Your task: Copy each line below exactly and leave the pictures out.

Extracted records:

'''

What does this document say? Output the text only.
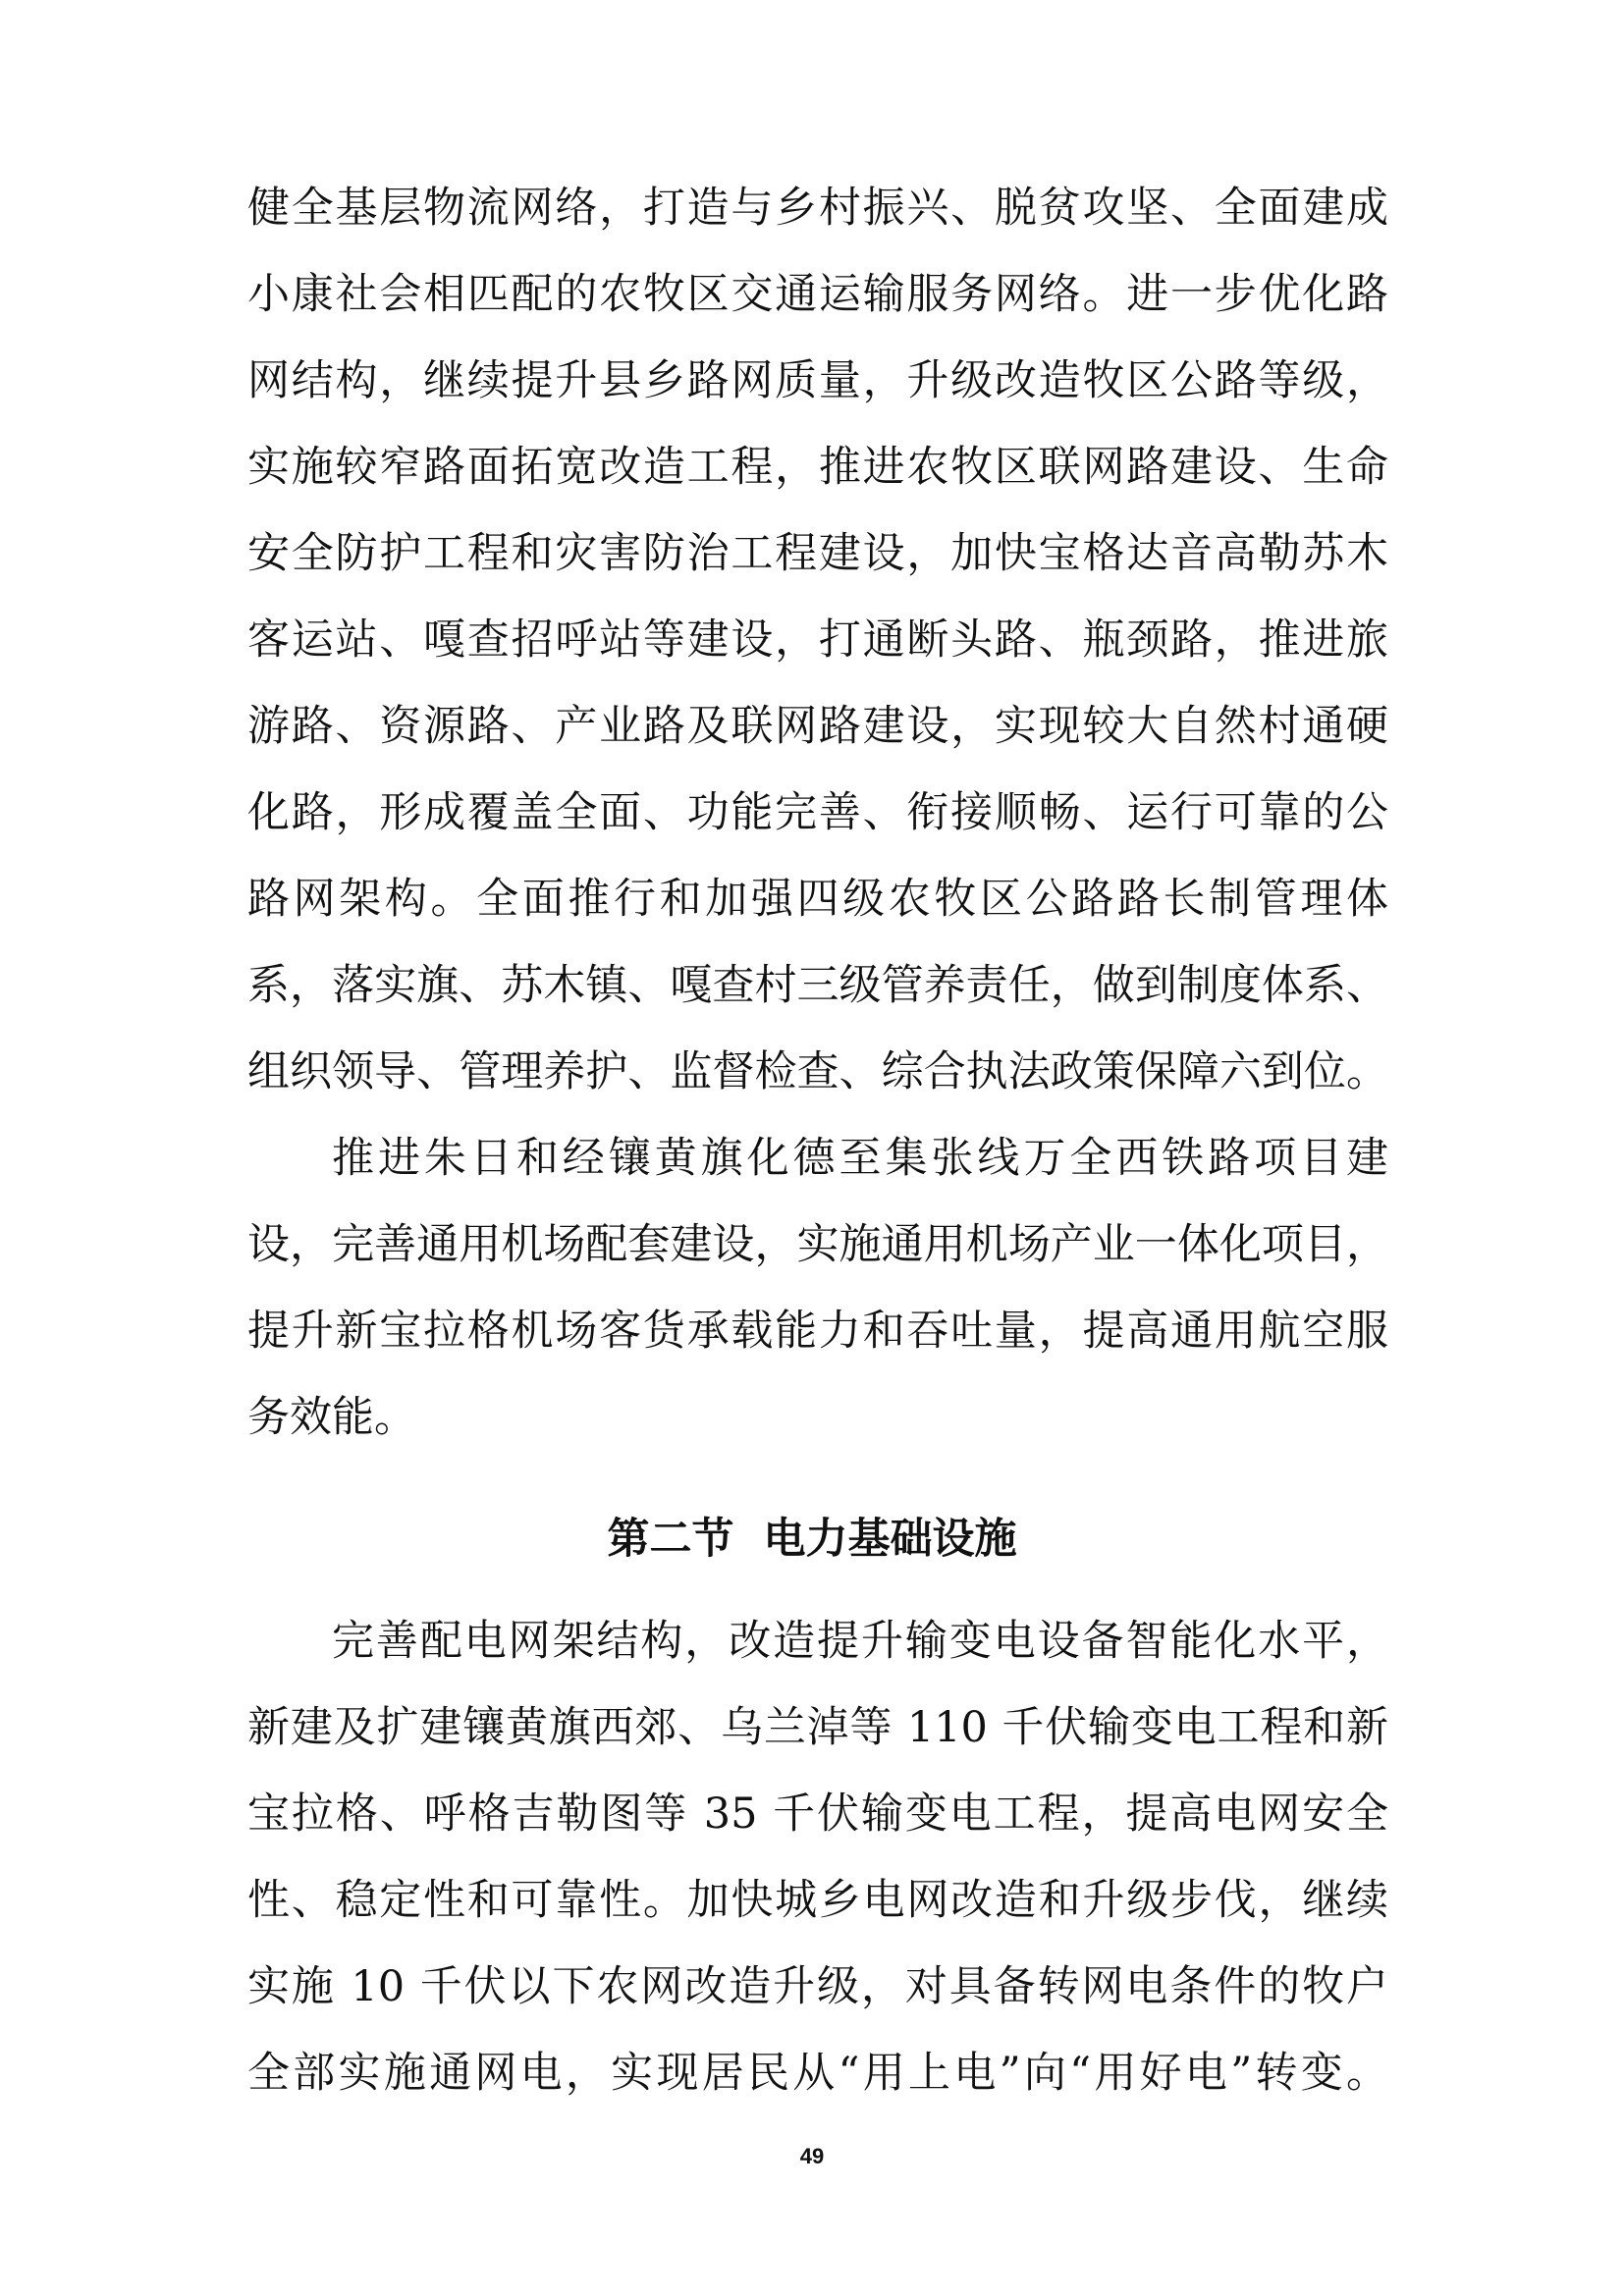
健全基层物流网络，打造与乡村振兴、脱贫攻坚、全面建成
小康社会相匹配的农牧区交通运输服务网络。进一步优化路
网结构，继续提升县乡路网质量，升级改造牧区公路等级，
实施较窄路面拓宽改造工程，推进农牧区联网路建设、生命
安全防护工程和灾害防治工程建设，加快宝格达音高勒苏木
客运站、嘎查招呼站等建设，打通断头路、瓶颈路，推进旅
游路、资源路、产业路及联网路建设，实现较大自然村通硬
化路，形成覆盖全面、功能完善、衔接顺畅、运行可靠的公
路网架构。全面推行和加强四级农牧区公路路长制管理体
系，落实旗、苏木镇、嘎查村三级管养责任，做到制度体系、
组织领导、管理养护、监督检查、综合执法政策保障六到位。
推进朱日和经镶黄旗化德至集张线万全西铁路项目建
设，完善通用机场配套建设，实施通用机场产业一体化项目，
提升新宝拉格机场客货承载能力和吞吐量，提高通用航空服
务效能。
第二节 电力基础设施
完善配电网架结构，改造提升输变电设备智能化水平，
新建及扩建镶黄旗西郊、乌兰淖等 110 千伏输变电工程和新
宝拉格、呼格吉勒图等 35 千伏输变电工程，提高电网安全
性、稳定性和可靠性。加快城乡电网改造和升级步伐，继续
实施 10 千伏以下农网改造升级，对具备转网电条件的牧户
全部实施通网电，实现居民从“用上电”向“用好电”转变。
49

'''

Answer:
What does this document say? Output the text only.
健全基层物流网络，打造与乡村振兴、脱贫攻坚、全面建成
小康社会相匹配的农牧区交通运输服务网络。进一步优化路
网结构，继续提升县乡路网质量，升级改造牧区公路等级，
实施较窄路面拓宽改造工程，推进农牧区联网路建设、生命
安全防护工程和灾害防治工程建设，加快宝格达音高勒苏木
客运站、嘎查招呼站等建设，打通断头路、瓶颈路，推进旅
游路、资源路、产业路及联网路建设，实现较大自然村通硬
化路，形成覆盖全面、功能完善、衔接顺畅、运行可靠的公
路网架构。全面推行和加强四级农牧区公路路长制管理体
系，落实旗、苏木镇、嘎查村三级管养责任，做到制度体系、
组织领导、管理养护、监督检查、综合执法政策保障六到位。
推进朱日和经镶黄旗化德至集张线万全西铁路项目建
设，完善通用机场配套建设，实施通用机场产业一体化项目，
提升新宝拉格机场客货承载能力和吞吐量，提高通用航空服
务效能。
第二节 电力基础设施
完善配电网架结构，改造提升输变电设备智能化水平，
新建及扩建镶黄旗西郊、乌兰淖等 110 千伏输变电工程和新
宝拉格、呼格吉勒图等 35 千伏输变电工程，提高电网安全
性、稳定性和可靠性。加快城乡电网改造和升级步伐，继续
实施 10 千伏以下农网改造升级，对具备转网电条件的牧户
全部实施通网电，实现居民从“用上电”向“用好电”转变。
49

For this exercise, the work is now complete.